*The task*
Pick out all lines of the entries that include the word "content" and copy them.

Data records

- - -

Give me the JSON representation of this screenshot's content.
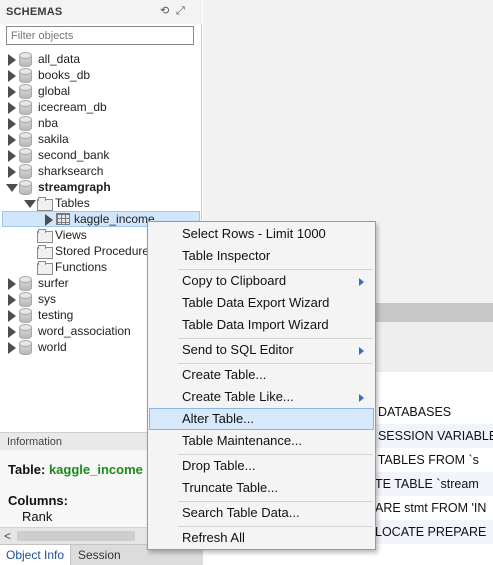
{
  "schemas_panel": {
    "title": "SCHEMAS",
    "filter_placeholder": "Filter objects",
    "schemas": [
      "all_data",
      "books_db",
      "global",
      "icecream_db",
      "nba",
      "sakila",
      "second_bank",
      "sharksearch",
      "streamgraph",
      "surfer",
      "sys",
      "testing",
      "word_association",
      "world"
    ],
    "expanded_schema": "streamgraph",
    "tables_label": "Tables",
    "selected_table": "kaggle_income",
    "views_label": "Views",
    "stored_procedures_label": "Stored Procedures",
    "functions_label": "Functions"
  },
  "info_panel": {
    "title": "Information",
    "table_label": "Table:",
    "table_value": "kaggle_income",
    "columns_label": "Columns:",
    "columns": [
      "Rank"
    ]
  },
  "bottom_tabs": [
    "Object Info",
    "Session"
  ],
  "output_lines": [
    "/ DATABASES",
    "/ SESSION VARIABLES",
    "/ TABLES FROM `s",
    "TE TABLE `stream",
    "ARE stmt FROM 'IN",
    "LOCATE PREPARE"
  ],
  "context_menu": {
    "items": [
      "Select Rows - Limit 1000",
      "Table Inspector",
      "Copy to Clipboard",
      "Table Data Export Wizard",
      "Table Data Import Wizard",
      "Send to SQL Editor",
      "Create Table...",
      "Create Table Like...",
      "Alter Table...",
      "Table Maintenance...",
      "Drop Table...",
      "Truncate Table...",
      "Search Table Data...",
      "Refresh All"
    ],
    "hovered_item": "Alter Table..."
  }
}
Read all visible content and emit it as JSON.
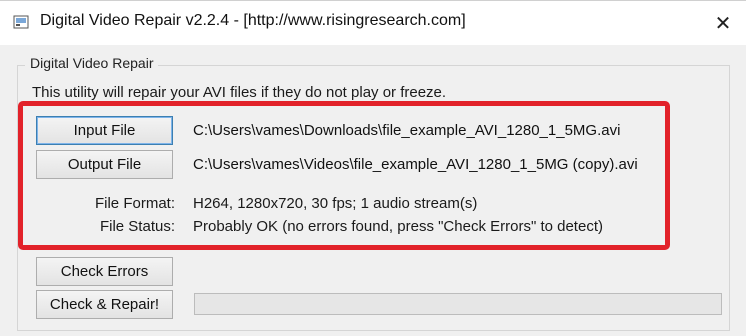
{
  "window": {
    "title": "Digital Video Repair v2.2.4 - [http://www.risingresearch.com]",
    "close_glyph": "✕"
  },
  "group": {
    "label": "Digital Video Repair",
    "description": "This utility will repair your AVI files if they do not play or freeze."
  },
  "input": {
    "button_label": "Input File",
    "path": "C:\\Users\\vames\\Downloads\\file_example_AVI_1280_1_5MG.avi"
  },
  "output": {
    "button_label": "Output File",
    "path": "C:\\Users\\vames\\Videos\\file_example_AVI_1280_1_5MG (copy).avi"
  },
  "info": {
    "format_label": "File Format:",
    "format_value": "H264, 1280x720, 30 fps; 1 audio stream(s)",
    "status_label": "File Status:",
    "status_value": "Probably OK (no errors found, press \"Check Errors\" to detect)"
  },
  "actions": {
    "check_errors_label": "Check Errors",
    "check_repair_label": "Check & Repair!"
  },
  "progress": {
    "value": 0
  },
  "colors": {
    "highlight": "#e2222a",
    "default_button_border": "#3c7fb1"
  },
  "icons": {
    "app": "app-icon",
    "close": "close-icon"
  }
}
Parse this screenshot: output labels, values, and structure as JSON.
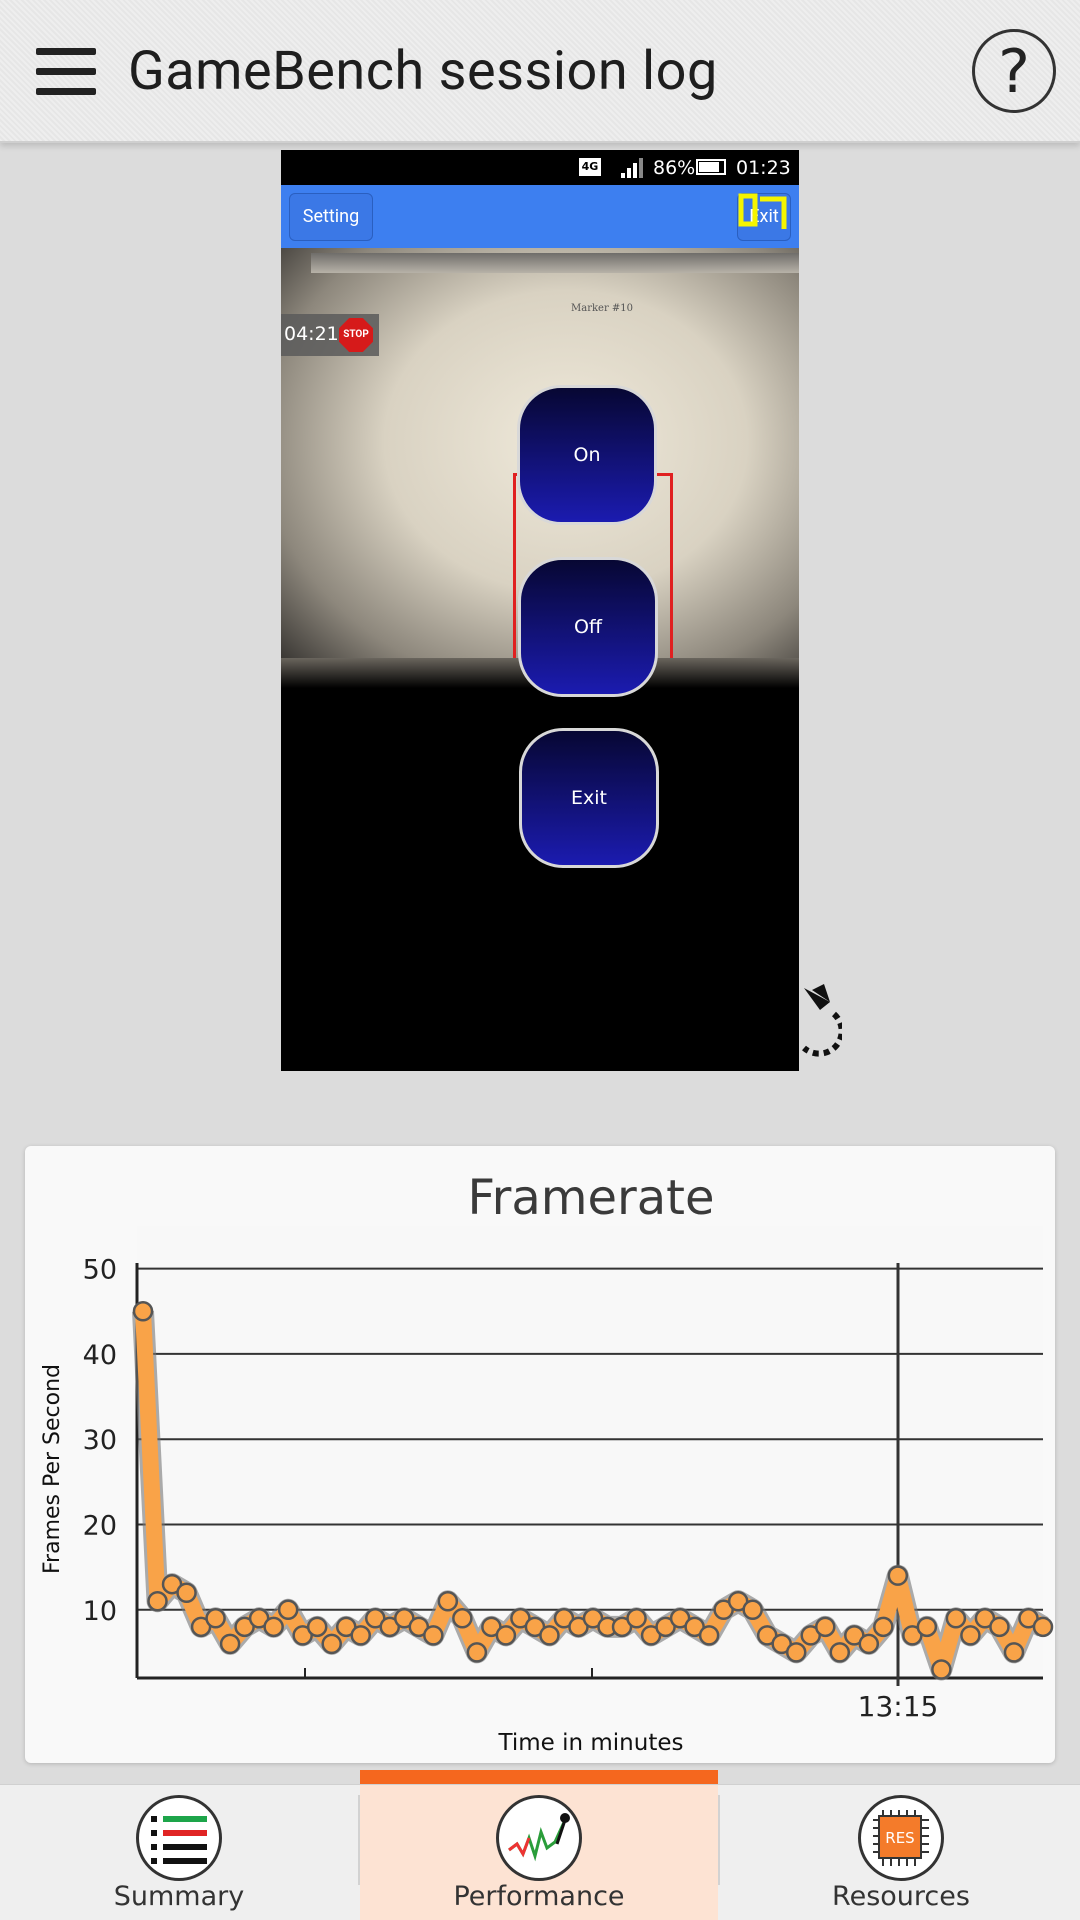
{
  "appbar": {
    "title": "GameBench session log",
    "help_label": "?"
  },
  "phone": {
    "status": {
      "network": "4G",
      "battery": "86%",
      "time": "01:23"
    },
    "toolbar": {
      "setting_label": "Setting",
      "exit_label": "Exit"
    },
    "recording": {
      "elapsed": "04:21",
      "stop_label": "STOP"
    },
    "marker": {
      "id": "10",
      "page_title": "Marker #10"
    },
    "buttons": {
      "on_label": "On",
      "off_label": "Off",
      "exit_label": "Exit"
    }
  },
  "chart_data": {
    "type": "line",
    "title": "Framerate",
    "xlabel": "Time in minutes",
    "ylabel": "Frames Per Second",
    "yticks": [
      10,
      20,
      30,
      40,
      50
    ],
    "ylim": [
      2,
      55
    ],
    "xtick_labels": [
      "13:15"
    ],
    "grid": true,
    "series": [
      {
        "color": "#f9a348",
        "values": [
          45,
          11,
          13,
          12,
          8,
          9,
          6,
          8,
          9,
          8,
          10,
          7,
          8,
          6,
          8,
          7,
          9,
          8,
          9,
          8,
          7,
          11,
          9,
          5,
          8,
          7,
          9,
          8,
          7,
          9,
          8,
          9,
          8,
          8,
          9,
          7,
          8,
          9,
          8,
          7,
          10,
          11,
          10,
          7,
          6,
          5,
          7,
          8,
          5,
          7,
          6,
          8,
          14,
          7,
          8,
          3,
          9,
          7,
          9,
          8,
          5,
          9,
          8
        ]
      }
    ]
  },
  "nav": {
    "tabs": [
      {
        "label": "Summary"
      },
      {
        "label": "Performance"
      },
      {
        "label": "Resources",
        "icon_text": "RES"
      }
    ]
  },
  "colors": {
    "accent": "#f5671e",
    "active_tab": "#fde3d3",
    "line": "#f9a348",
    "phone_toolbar": "#3d7ff0"
  }
}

- - -

*Answer to this problem*
Give me the JSON representation of this screenshot's content.
Read all visible content and emit it as JSON.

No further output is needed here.